- TASK PROMPT:
Write out, precisely and in full, each line of the material.

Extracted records
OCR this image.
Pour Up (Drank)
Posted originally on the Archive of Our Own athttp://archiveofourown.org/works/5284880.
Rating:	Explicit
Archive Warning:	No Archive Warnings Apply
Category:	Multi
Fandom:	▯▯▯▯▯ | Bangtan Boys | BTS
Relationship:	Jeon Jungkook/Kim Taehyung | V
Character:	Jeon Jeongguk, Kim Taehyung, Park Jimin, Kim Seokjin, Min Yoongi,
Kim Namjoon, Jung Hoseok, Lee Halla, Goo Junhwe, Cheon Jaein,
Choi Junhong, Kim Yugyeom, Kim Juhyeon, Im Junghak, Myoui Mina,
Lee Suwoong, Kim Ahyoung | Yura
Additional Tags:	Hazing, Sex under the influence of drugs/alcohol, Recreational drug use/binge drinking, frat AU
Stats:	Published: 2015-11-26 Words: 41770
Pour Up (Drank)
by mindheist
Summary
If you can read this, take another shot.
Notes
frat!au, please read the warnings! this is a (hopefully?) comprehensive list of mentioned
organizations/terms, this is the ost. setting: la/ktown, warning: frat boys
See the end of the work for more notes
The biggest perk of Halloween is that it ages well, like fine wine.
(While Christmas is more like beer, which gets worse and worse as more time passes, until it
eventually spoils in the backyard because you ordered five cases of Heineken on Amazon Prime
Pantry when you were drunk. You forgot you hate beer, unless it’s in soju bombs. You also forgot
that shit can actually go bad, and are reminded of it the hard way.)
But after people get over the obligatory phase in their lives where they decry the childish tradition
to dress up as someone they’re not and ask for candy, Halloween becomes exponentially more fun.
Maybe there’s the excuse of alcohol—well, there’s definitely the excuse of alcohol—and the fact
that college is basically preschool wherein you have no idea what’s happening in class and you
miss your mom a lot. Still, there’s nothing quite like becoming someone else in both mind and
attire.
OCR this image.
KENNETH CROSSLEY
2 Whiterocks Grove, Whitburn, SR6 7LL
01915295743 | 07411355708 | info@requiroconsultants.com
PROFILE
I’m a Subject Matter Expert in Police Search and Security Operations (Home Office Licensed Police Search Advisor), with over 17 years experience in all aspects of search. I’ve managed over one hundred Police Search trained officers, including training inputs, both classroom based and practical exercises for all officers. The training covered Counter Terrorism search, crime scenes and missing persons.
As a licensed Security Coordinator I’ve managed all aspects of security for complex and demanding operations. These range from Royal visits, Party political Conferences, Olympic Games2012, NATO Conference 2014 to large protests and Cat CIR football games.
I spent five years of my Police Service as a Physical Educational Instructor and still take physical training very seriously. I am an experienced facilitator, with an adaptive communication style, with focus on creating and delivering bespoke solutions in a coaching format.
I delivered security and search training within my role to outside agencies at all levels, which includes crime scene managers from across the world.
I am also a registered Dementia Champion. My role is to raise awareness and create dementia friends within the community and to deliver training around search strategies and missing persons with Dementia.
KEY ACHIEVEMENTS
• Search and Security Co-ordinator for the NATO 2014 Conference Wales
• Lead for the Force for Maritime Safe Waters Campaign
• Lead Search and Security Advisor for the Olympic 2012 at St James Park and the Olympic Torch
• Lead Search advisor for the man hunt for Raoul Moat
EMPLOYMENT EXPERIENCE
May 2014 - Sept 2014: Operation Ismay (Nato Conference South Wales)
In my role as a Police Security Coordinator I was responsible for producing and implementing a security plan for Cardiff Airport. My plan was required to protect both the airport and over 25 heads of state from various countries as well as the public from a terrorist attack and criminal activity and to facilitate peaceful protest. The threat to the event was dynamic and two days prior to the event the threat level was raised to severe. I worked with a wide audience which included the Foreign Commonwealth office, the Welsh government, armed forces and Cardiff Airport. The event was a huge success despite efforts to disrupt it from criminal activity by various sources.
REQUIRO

- PROBLEM SOLUTION:
OCR this image.
Pour Up (Drank)
Posted originally on the Archive of Our Own athttp://archiveofourown.org/works/5284880.
Rating:	Explicit
Archive Warning:	No Archive Warnings Apply
Category:	Multi
Fandom:	▯▯▯▯▯ | Bangtan Boys | BTS
Relationship:	Jeon Jungkook/Kim Taehyung | V
Character:	Jeon Jeongguk, Kim Taehyung, Park Jimin, Kim Seokjin, Min Yoongi,
Kim Namjoon, Jung Hoseok, Lee Halla, Goo Junhwe, Cheon Jaein,
Choi Junhong, Kim Yugyeom, Kim Juhyeon, Im Junghak, Myoui Mina,
Lee Suwoong, Kim Ahyoung | Yura
Additional Tags:	Hazing, Sex under the influence of drugs/alcohol, Recreational drug use/binge drinking, frat AU
Stats:	Published: 2015-11-26 Words: 41770
Pour Up (Drank)
by mindheist
Summary
If you can read this, take another shot.
Notes
frat!au, please read the warnings! this is a (hopefully?) comprehensive list of mentioned
organizations/terms, this is the ost. setting: la/ktown, warning: frat boys
See the end of the work for more notes
The biggest perk of Halloween is that it ages well, like fine wine.
(While Christmas is more like beer, which gets worse and worse as more time passes, until it
eventually spoils in the backyard because you ordered five cases of Heineken on Amazon Prime
Pantry when you were drunk. You forgot you hate beer, unless it’s in soju bombs. You also forgot
that shit can actually go bad, and are reminded of it the hard way.)
But after people get over the obligatory phase in their lives where they decry the childish tradition
to dress up as someone they’re not and ask for candy, Halloween becomes exponentially more fun.
Maybe there’s the excuse of alcohol—well, there’s definitely the excuse of alcohol—and the fact
that college is basically preschool wherein you have no idea what’s happening in class and you
miss your mom a lot. Still, there’s nothing quite like becoming someone else in both mind and
attire.
OCR this image.
KENNETH CROSSLEY
2 Whiterocks Grove, Whitburn, SR6 7LL
01915295743 | 07411355708 | info@requiroconsultants.com
PROFILE
I’m a Subject Matter Expert in Police Search and Security Operations (Home Office Licensed Police Search Advisor), with over 17 years experience in all aspects of search. I’ve managed over one hundred Police Search trained officers, including training inputs, both classroom based and practical exercises for all officers. The training covered Counter Terrorism search, crime scenes and missing persons.
As a licensed Security Coordinator I’ve managed all aspects of security for complex and demanding operations. These range from Royal visits, Party political Conferences, Olympic Games2012, NATO Conference 2014 to large protests and Cat CIR football games.
I spent five years of my Police Service as a Physical Educational Instructor and still take physical training very seriously. I am an experienced facilitator, with an adaptive communication style, with focus on creating and delivering bespoke solutions in a coaching format.
I delivered security and search training within my role to outside agencies at all levels, which includes crime scene managers from across the world.
I am also a registered Dementia Champion. My role is to raise awareness and create dementia friends within the community and to deliver training around search strategies and missing persons with Dementia.
KEY ACHIEVEMENTS
• Search and Security Co-ordinator for the NATO 2014 Conference Wales
• Lead for the Force for Maritime Safe Waters Campaign
• Lead Search and Security Advisor for the Olympic 2012 at St James Park and the Olympic Torch
• Lead Search advisor for the man hunt for Raoul Moat
EMPLOYMENT EXPERIENCE
May 2014 - Sept 2014: Operation Ismay (Nato Conference South Wales)
In my role as a Police Security Coordinator I was responsible for producing and implementing a security plan for Cardiff Airport. My plan was required to protect both the airport and over 25 heads of state from various countries as well as the public from a terrorist attack and criminal activity and to facilitate peaceful protest. The threat to the event was dynamic and two days prior to the event the threat level was raised to severe. I worked with a wide audience which included the Foreign Commonwealth office, the Welsh government, armed forces and Cardiff Airport. The event was a huge success despite efforts to disrupt it from criminal activity by various sources.
REQUIRO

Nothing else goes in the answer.